** Reading text **
Principles of Criminal Law - Notes: Week 1
Principles of Criminal Law - Notes: Week 1
Principles of Criminal Law - Notes: Week 1
Week 1:
Week 2:
Week 3:
- Threat
o A threat is an expression or communication of an intention by the accused to engage
in harmful conduct causing death or serious injury.
o Threats to kill are outlined in s.20 whilst threats to inflict serious injury are outlined
in s. 21.
o Threats are conduct-based crimes rather than results, meaning there is no necessity
to prove harm suffered by victims.
- Threatening Conduct
o There is no fixed formula to determine threat and therefore, is very context-
dependent.
o Because threat is a form of communication, it needs to be addressed to or directed
at a person. However, the person being threatened does not have to be in the
presence of the individual doing the threatening. I.e. A can make a threat to B that
he intends to kill C, even though C is not in the room at the time.
o Threats can also be conditional i.e. “if you pick up that spoon, I’ll kick you”.
o Even-though there is no need to prove the recipient believed or feared the threat,
the reasonable person test needs to be applied in the sense that; would a
reasonable person take the threat seriously? Therefore, there must be something
about the threat which is capable of being taken seriously as a statement to kill or
inflict serious injury.

** Records supplied **
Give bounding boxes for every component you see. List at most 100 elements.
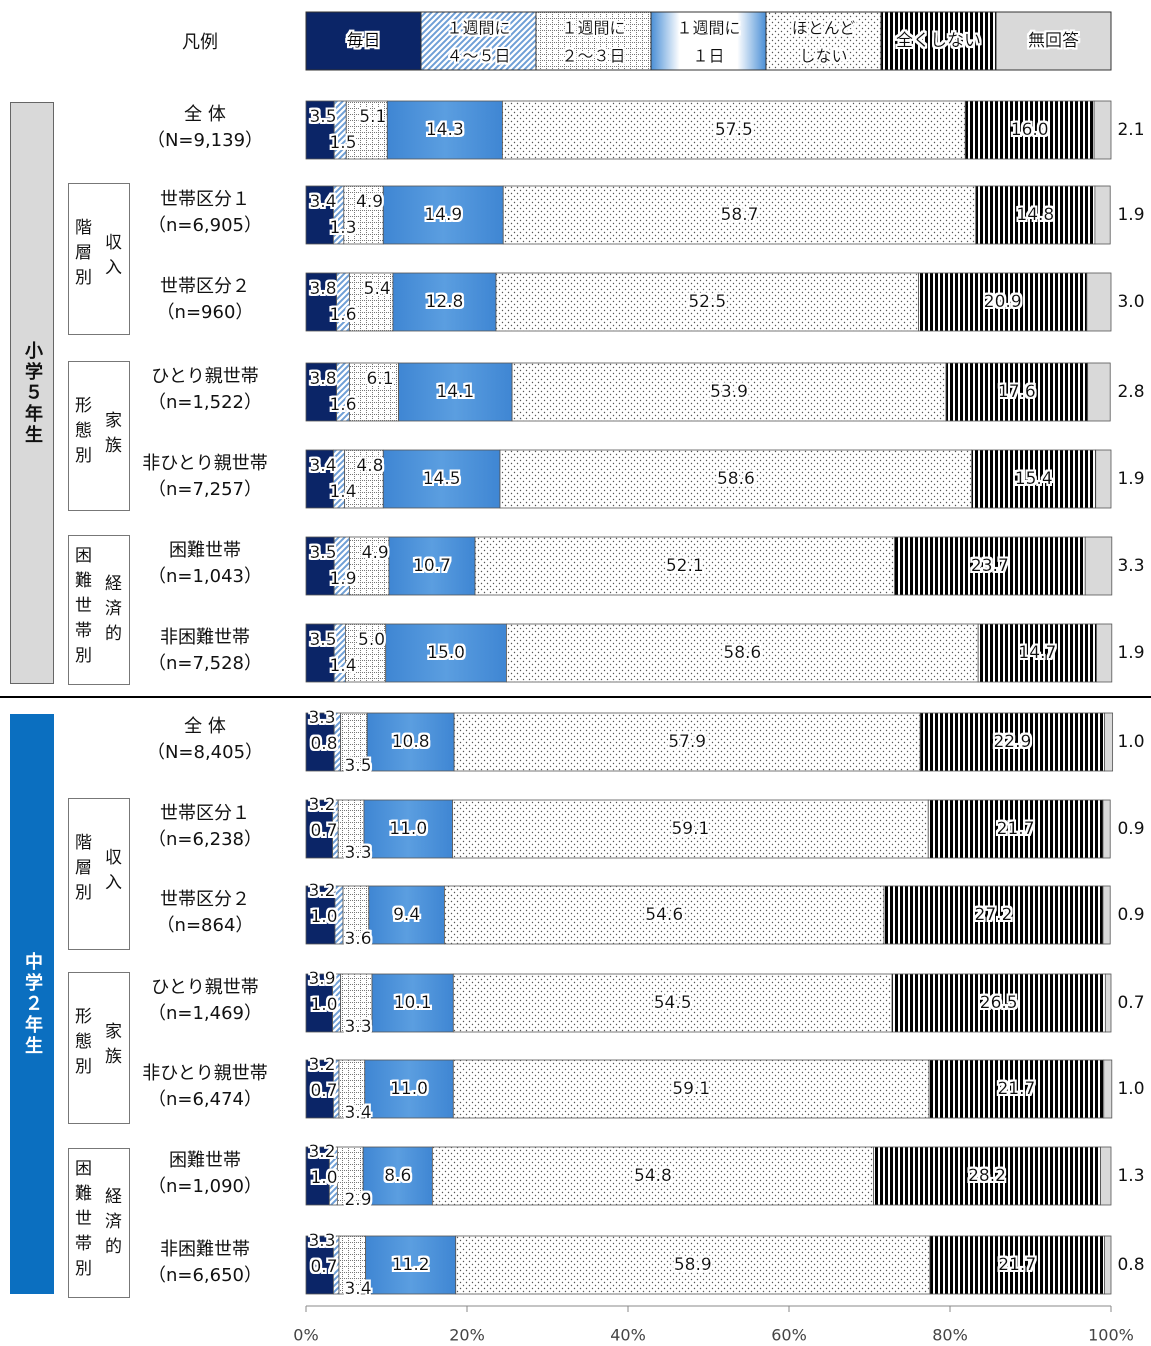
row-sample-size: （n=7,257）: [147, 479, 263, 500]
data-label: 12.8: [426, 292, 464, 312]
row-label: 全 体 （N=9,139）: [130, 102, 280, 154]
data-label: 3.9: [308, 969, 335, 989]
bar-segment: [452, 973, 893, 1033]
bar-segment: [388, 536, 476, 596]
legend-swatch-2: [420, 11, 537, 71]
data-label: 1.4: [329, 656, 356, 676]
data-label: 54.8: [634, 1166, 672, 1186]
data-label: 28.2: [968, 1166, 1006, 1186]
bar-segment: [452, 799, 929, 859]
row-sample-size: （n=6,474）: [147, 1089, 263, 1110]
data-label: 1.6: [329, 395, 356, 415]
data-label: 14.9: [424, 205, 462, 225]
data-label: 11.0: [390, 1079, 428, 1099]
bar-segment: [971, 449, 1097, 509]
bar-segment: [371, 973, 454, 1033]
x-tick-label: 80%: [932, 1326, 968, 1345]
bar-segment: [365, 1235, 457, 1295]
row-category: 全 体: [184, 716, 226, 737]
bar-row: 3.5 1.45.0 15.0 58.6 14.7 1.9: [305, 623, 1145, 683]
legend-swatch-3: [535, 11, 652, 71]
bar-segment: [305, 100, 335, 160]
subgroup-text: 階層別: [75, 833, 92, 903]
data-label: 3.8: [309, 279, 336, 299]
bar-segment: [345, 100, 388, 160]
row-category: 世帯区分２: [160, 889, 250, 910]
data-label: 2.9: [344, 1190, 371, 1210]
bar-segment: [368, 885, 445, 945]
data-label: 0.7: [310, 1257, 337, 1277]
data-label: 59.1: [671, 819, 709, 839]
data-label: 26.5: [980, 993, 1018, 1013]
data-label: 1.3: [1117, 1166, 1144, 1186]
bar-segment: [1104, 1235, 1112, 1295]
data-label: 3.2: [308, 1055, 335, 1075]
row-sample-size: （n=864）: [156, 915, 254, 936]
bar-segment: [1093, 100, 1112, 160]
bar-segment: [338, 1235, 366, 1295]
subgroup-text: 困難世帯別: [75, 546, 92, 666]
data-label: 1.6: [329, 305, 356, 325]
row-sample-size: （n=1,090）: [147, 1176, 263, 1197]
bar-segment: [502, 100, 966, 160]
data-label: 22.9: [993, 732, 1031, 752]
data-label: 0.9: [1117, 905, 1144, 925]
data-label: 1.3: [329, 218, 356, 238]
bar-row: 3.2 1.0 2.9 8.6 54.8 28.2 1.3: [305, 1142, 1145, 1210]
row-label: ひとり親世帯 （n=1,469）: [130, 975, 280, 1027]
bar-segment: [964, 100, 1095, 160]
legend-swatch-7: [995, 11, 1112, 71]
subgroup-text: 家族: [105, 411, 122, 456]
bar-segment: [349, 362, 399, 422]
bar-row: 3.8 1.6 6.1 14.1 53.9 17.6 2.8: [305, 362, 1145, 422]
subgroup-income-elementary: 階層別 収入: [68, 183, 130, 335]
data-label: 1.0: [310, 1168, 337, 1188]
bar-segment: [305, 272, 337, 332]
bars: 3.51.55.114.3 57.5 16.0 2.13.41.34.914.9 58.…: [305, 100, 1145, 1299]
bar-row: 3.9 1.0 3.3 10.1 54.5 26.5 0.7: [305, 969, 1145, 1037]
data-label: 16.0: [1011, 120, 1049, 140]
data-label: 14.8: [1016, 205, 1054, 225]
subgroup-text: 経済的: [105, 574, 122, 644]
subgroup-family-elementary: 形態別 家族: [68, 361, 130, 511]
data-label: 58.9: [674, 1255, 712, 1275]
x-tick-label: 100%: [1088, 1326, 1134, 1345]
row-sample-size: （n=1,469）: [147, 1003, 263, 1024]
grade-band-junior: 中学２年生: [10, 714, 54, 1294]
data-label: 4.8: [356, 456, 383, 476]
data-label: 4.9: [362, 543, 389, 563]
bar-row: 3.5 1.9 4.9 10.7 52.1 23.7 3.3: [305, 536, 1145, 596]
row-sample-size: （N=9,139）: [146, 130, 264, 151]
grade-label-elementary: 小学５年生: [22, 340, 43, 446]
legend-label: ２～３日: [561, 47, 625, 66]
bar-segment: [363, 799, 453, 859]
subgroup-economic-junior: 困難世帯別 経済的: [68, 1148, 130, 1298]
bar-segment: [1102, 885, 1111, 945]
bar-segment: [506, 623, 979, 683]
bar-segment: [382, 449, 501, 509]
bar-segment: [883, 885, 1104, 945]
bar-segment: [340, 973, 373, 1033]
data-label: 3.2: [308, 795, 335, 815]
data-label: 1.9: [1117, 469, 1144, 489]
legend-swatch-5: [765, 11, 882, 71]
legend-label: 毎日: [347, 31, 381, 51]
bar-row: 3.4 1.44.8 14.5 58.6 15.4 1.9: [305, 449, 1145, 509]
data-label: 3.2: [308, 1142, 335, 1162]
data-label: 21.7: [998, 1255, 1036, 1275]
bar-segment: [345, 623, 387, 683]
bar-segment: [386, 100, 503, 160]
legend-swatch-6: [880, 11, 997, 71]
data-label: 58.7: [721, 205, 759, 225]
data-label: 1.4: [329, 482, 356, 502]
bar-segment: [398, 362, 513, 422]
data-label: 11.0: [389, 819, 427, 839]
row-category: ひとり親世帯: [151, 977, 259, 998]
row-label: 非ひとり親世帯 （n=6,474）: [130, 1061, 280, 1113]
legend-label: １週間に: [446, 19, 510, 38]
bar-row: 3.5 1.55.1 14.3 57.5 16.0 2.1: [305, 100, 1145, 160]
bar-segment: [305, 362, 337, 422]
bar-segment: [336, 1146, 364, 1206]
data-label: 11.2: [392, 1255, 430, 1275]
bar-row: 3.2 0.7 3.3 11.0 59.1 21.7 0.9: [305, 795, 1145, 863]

** To be done **
[a] According to the criminal law notes, which section covers threats to kill?
[b] Reproduce word for word the passage of the criminal law notes that starts with "o Because threat" and ends with "at the time.".

** Worked solutions **
[a] Section 20 (s.20).

[b]
o Because threat is a form of communication, it needs to be addressed to or directed
at a person. However, the person being threatened does not have to be in the
presence of the individual doing the threatening. I.e. A can make a threat to B that
he intends to kill C, even though C is not in the room at the time.